» **Exercise objective**: Go through the entries and transcribe each one exactly, dropping the pictures.

[START Supplied data]

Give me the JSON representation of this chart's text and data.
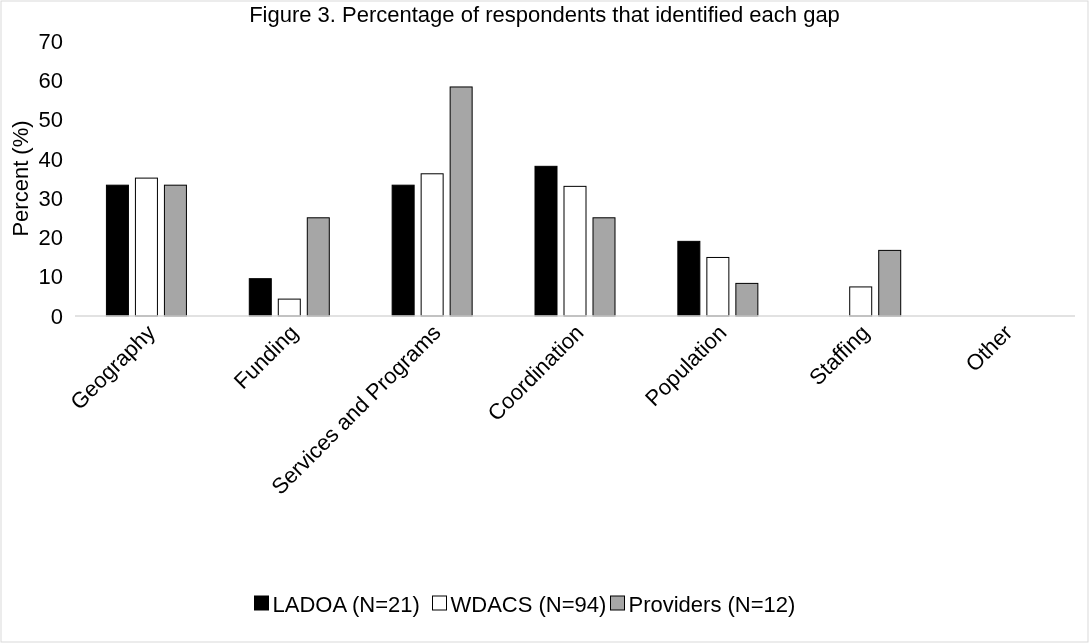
{
  "chart_data": {
    "type": "bar",
    "title": "Figure 3. Percentage of respondents that identified each gap",
    "ylabel": "Percent (%)",
    "categories": [
      "Geography",
      "Funding",
      "Services and Programs",
      "Coordination",
      "Population",
      "Staffing",
      "Other"
    ],
    "series": [
      {
        "name": "LADOA (N=21)",
        "color": "#000000",
        "values": [
          33.3,
          9.5,
          33.3,
          38.1,
          19,
          0,
          0
        ]
      },
      {
        "name": "WDACS (N=94)",
        "color": "#ffffff",
        "values": [
          35.1,
          4.3,
          36.2,
          33,
          14.9,
          7.4,
          0
        ]
      },
      {
        "name": "Providers (N=12)",
        "color": "#a6a6a6",
        "values": [
          33.3,
          25,
          58.3,
          25,
          8.3,
          16.7,
          0
        ]
      }
    ],
    "ylim": [
      0,
      70
    ],
    "yticks": [
      0,
      10,
      20,
      30,
      40,
      50,
      60,
      70
    ],
    "grid": false,
    "legend": "bottom"
  }
}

[END Supplied data]

» **Exercise answer**:
Give me the JSON representation of this chart's text and data.
{
  "chart_data": {
    "type": "bar",
    "title": "Figure 3. Percentage of respondents that identified each gap",
    "ylabel": "Percent (%)",
    "categories": [
      "Geography",
      "Funding",
      "Services and Programs",
      "Coordination",
      "Population",
      "Staffing",
      "Other"
    ],
    "series": [
      {
        "name": "LADOA (N=21)",
        "color": "#000000",
        "values": [
          33.3,
          9.5,
          33.3,
          38.1,
          19,
          0,
          0
        ]
      },
      {
        "name": "WDACS (N=94)",
        "color": "#ffffff",
        "values": [
          35.1,
          4.3,
          36.2,
          33,
          14.9,
          7.4,
          0
        ]
      },
      {
        "name": "Providers (N=12)",
        "color": "#a6a6a6",
        "values": [
          33.3,
          25,
          58.3,
          25,
          8.3,
          16.7,
          0
        ]
      }
    ],
    "ylim": [
      0,
      70
    ],
    "yticks": [
      0,
      10,
      20,
      30,
      40,
      50,
      60,
      70
    ],
    "grid": false,
    "legend": "bottom"
  }
}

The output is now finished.